■ Supplied records
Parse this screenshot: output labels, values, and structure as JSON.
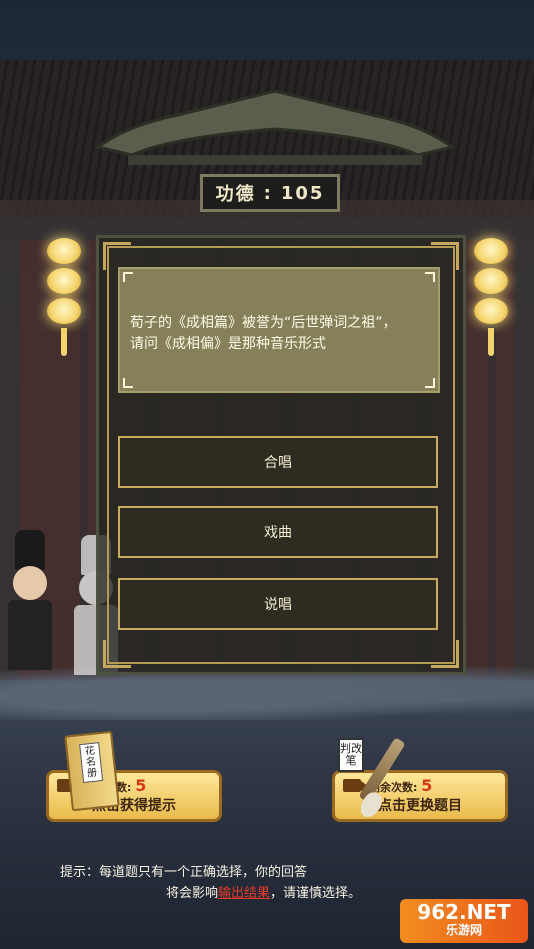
{
  "merit": {
    "label": "功德",
    "colon": ":",
    "value": "105"
  },
  "question": {
    "line1": "荀子的《成相篇》被誉为“后世弹词之祖”，",
    "line2": "请问《成相偏》是那种音乐形式"
  },
  "options": [
    {
      "label": "合唱"
    },
    {
      "label": "戏曲"
    },
    {
      "label": "说唱"
    }
  ],
  "hint_button": {
    "remaining_label": "剩余次数:",
    "remaining_count": "5",
    "action": "点击获得提示",
    "badge": "花名册"
  },
  "change_button": {
    "remaining_label": "剩余次数:",
    "remaining_count": "5",
    "action": "点击更换题目",
    "badge": "判改笔"
  },
  "tip": {
    "prefix": "提示：",
    "line1": "每道题只有一个正确选择，你的回答",
    "line2_a": "将会影响",
    "line2_highlight": "输出结果",
    "line2_b": "，请谨慎选择。"
  },
  "watermark": {
    "main": "962.NET",
    "sub": "乐游网"
  },
  "colors": {
    "accent_gold": "#c9ab62",
    "question_bg": "#85805a",
    "highlight_red": "#e83a2a"
  }
}
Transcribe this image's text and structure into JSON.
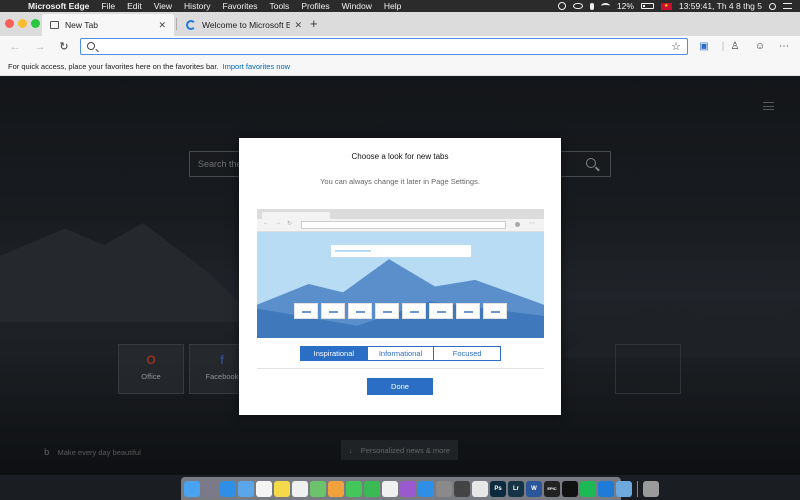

■ What is expected
Count how many lines in the data contain the word "JSON", giving the number without comment.

■ Solved exercise
2